> [Written request]
Output the material word for word. Leave each picture out.

> [Rows]
_ _ _
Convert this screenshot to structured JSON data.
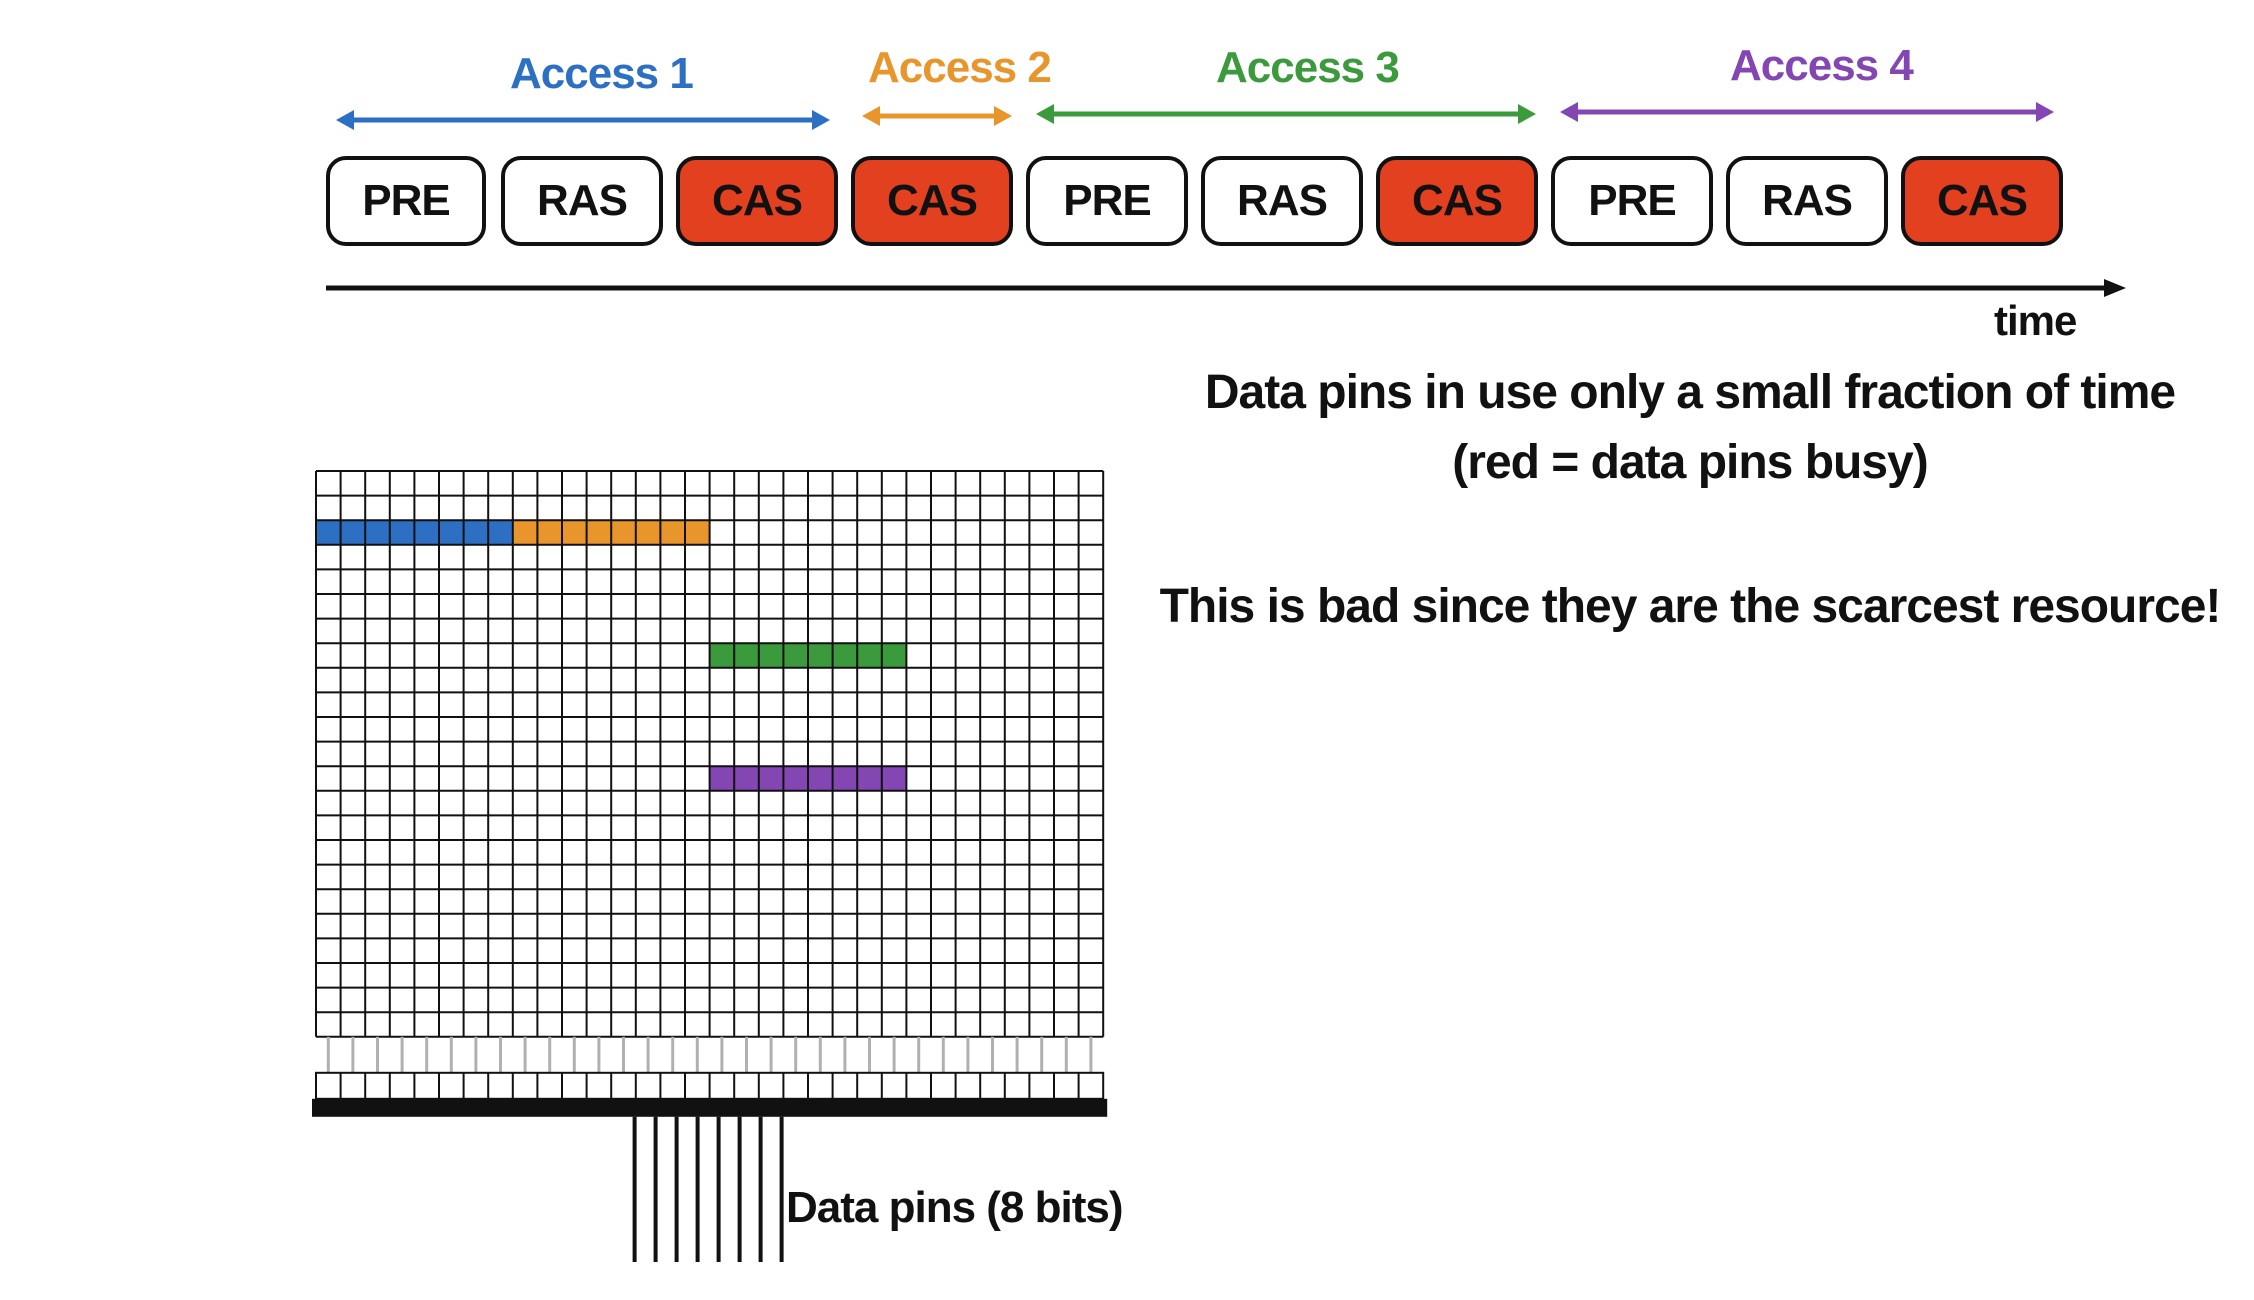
{
  "timeline": {
    "accesses": [
      {
        "label": "Access 1",
        "color": "#2d6fc3"
      },
      {
        "label": "Access 2",
        "color": "#e8952b"
      },
      {
        "label": "Access 3",
        "color": "#3a9a3c"
      },
      {
        "label": "Access 4",
        "color": "#8346b3"
      }
    ],
    "commands": [
      {
        "label": "PRE",
        "busy": false
      },
      {
        "label": "RAS",
        "busy": false
      },
      {
        "label": "CAS",
        "busy": true
      },
      {
        "label": "CAS",
        "busy": true
      },
      {
        "label": "PRE",
        "busy": false
      },
      {
        "label": "RAS",
        "busy": false
      },
      {
        "label": "CAS",
        "busy": true
      },
      {
        "label": "PRE",
        "busy": false
      },
      {
        "label": "RAS",
        "busy": false
      },
      {
        "label": "CAS",
        "busy": true
      }
    ],
    "time_label": "time",
    "busy_color": "#e2401f"
  },
  "notes": {
    "line1": "Data pins in use only a small fraction of time",
    "line2": "(red = data pins busy)",
    "line3": "This is bad since they are the scarcest resource!"
  },
  "dram": {
    "columns": 32,
    "rows": 23,
    "highlights": [
      {
        "row": 2,
        "start_col": 0,
        "end_col": 7,
        "access": 0
      },
      {
        "row": 2,
        "start_col": 8,
        "end_col": 15,
        "access": 1
      },
      {
        "row": 7,
        "start_col": 16,
        "end_col": 23,
        "access": 2
      },
      {
        "row": 12,
        "start_col": 16,
        "end_col": 23,
        "access": 3
      }
    ],
    "data_pin_count": 8,
    "data_pins_label": "Data pins (8 bits)"
  }
}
_ _ _
> [Answer to this problem]
Convert this screenshot to structured JSON data.
{
  "timeline": {
    "accesses": [
      {
        "label": "Access 1",
        "color": "#2d6fc3"
      },
      {
        "label": "Access 2",
        "color": "#e8952b"
      },
      {
        "label": "Access 3",
        "color": "#3a9a3c"
      },
      {
        "label": "Access 4",
        "color": "#8346b3"
      }
    ],
    "commands": [
      {
        "label": "PRE",
        "busy": false
      },
      {
        "label": "RAS",
        "busy": false
      },
      {
        "label": "CAS",
        "busy": true
      },
      {
        "label": "CAS",
        "busy": true
      },
      {
        "label": "PRE",
        "busy": false
      },
      {
        "label": "RAS",
        "busy": false
      },
      {
        "label": "CAS",
        "busy": true
      },
      {
        "label": "PRE",
        "busy": false
      },
      {
        "label": "RAS",
        "busy": false
      },
      {
        "label": "CAS",
        "busy": true
      }
    ],
    "time_label": "time",
    "busy_color": "#e2401f"
  },
  "notes": {
    "line1": "Data pins in use only a small fraction of time",
    "line2": "(red = data pins busy)",
    "line3": "This is bad since they are the scarcest resource!"
  },
  "dram": {
    "columns": 32,
    "rows": 23,
    "highlights": [
      {
        "row": 2,
        "start_col": 0,
        "end_col": 7,
        "access": 0
      },
      {
        "row": 2,
        "start_col": 8,
        "end_col": 15,
        "access": 1
      },
      {
        "row": 7,
        "start_col": 16,
        "end_col": 23,
        "access": 2
      },
      {
        "row": 12,
        "start_col": 16,
        "end_col": 23,
        "access": 3
      }
    ],
    "data_pin_count": 8,
    "data_pins_label": "Data pins (8 bits)"
  }
}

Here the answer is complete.